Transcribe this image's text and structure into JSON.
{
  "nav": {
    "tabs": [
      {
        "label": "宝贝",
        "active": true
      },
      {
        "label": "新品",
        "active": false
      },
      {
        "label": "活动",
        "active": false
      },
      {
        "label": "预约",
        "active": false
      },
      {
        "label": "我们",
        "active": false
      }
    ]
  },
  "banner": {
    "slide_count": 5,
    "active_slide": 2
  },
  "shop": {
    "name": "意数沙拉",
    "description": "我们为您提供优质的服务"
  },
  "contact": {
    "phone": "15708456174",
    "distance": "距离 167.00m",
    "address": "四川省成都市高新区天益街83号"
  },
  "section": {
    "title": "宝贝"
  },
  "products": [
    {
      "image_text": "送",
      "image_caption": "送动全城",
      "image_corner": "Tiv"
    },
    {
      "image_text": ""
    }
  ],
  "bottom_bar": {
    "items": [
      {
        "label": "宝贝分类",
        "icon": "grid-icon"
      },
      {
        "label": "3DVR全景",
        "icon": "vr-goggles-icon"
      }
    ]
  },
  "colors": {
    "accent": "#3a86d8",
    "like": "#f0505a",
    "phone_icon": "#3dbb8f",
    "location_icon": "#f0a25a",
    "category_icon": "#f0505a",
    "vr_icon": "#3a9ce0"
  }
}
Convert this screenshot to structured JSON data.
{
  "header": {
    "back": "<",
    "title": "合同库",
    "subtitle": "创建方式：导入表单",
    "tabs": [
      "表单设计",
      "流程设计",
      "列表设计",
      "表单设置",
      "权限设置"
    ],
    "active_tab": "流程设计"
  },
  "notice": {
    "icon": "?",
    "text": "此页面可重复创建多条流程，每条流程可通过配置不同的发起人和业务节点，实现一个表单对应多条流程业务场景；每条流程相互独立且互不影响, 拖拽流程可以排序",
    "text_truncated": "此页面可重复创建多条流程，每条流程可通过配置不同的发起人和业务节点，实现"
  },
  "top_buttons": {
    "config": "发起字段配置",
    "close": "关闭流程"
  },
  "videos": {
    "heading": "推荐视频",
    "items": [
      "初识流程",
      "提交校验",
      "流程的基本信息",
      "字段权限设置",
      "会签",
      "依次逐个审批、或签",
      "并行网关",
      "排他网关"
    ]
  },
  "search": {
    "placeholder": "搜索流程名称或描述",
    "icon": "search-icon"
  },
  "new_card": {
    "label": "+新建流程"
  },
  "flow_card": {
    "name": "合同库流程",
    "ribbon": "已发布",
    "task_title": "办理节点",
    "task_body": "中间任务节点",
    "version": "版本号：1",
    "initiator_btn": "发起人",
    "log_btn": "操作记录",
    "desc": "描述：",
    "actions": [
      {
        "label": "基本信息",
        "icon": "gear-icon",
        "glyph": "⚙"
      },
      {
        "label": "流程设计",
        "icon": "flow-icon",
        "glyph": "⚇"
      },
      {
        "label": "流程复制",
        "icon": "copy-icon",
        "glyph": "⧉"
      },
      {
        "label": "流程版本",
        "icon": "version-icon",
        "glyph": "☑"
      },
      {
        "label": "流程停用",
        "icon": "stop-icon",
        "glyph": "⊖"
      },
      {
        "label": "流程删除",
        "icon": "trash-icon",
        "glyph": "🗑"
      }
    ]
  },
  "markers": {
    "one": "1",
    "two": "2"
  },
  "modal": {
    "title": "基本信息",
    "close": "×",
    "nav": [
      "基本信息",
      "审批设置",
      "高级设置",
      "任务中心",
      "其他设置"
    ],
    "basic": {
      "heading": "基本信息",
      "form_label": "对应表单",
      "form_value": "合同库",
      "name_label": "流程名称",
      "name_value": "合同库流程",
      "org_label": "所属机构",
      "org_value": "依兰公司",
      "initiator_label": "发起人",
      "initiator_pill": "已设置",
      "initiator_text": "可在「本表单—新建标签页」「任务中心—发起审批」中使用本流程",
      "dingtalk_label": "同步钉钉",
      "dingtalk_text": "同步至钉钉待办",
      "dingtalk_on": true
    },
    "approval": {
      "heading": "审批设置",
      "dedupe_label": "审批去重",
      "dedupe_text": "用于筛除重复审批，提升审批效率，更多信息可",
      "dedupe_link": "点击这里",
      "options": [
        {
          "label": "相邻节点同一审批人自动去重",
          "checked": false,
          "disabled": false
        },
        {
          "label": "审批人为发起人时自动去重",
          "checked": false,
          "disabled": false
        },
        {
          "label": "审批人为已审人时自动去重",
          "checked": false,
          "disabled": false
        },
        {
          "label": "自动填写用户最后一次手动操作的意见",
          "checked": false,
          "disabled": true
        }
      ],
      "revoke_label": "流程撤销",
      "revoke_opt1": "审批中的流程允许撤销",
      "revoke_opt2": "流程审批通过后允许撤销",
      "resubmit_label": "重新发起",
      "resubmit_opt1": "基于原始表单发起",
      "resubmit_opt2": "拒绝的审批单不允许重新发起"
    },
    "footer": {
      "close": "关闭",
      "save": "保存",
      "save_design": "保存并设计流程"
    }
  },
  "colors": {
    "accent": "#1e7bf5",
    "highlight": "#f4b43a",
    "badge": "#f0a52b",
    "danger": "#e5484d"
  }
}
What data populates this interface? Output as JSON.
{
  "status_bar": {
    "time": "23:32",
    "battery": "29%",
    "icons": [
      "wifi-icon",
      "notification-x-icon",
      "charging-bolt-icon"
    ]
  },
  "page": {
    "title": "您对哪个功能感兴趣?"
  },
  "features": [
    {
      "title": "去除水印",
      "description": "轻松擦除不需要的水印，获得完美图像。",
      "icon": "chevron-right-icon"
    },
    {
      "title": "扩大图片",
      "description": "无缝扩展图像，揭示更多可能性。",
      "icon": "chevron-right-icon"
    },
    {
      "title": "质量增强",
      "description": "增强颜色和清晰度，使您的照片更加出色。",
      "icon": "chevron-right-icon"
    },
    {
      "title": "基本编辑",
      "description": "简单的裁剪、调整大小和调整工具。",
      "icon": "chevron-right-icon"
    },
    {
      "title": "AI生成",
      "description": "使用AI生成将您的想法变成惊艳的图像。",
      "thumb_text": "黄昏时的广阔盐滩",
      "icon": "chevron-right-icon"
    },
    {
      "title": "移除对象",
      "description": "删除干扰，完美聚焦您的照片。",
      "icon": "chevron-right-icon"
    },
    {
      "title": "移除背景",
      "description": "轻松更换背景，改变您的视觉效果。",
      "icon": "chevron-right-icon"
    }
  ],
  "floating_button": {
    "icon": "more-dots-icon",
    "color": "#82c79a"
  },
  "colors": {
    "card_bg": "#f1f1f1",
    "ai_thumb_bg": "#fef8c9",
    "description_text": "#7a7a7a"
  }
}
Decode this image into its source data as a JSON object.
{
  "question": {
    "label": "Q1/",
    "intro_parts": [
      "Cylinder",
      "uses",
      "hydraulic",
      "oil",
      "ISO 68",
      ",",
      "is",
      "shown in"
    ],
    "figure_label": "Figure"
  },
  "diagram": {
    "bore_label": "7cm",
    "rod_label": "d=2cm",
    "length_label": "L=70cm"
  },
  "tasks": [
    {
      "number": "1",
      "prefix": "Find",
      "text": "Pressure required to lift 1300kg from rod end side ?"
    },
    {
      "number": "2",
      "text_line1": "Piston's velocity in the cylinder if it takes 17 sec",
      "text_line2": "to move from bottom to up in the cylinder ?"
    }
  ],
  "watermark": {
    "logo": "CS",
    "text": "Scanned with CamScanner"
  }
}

## WHAT YOU NEED TO DO
Check each line of the records for the word "true" and extract those that contain it.

## SOLUTION
        "active": true
      "dingtalk_on": true
          "disabled": true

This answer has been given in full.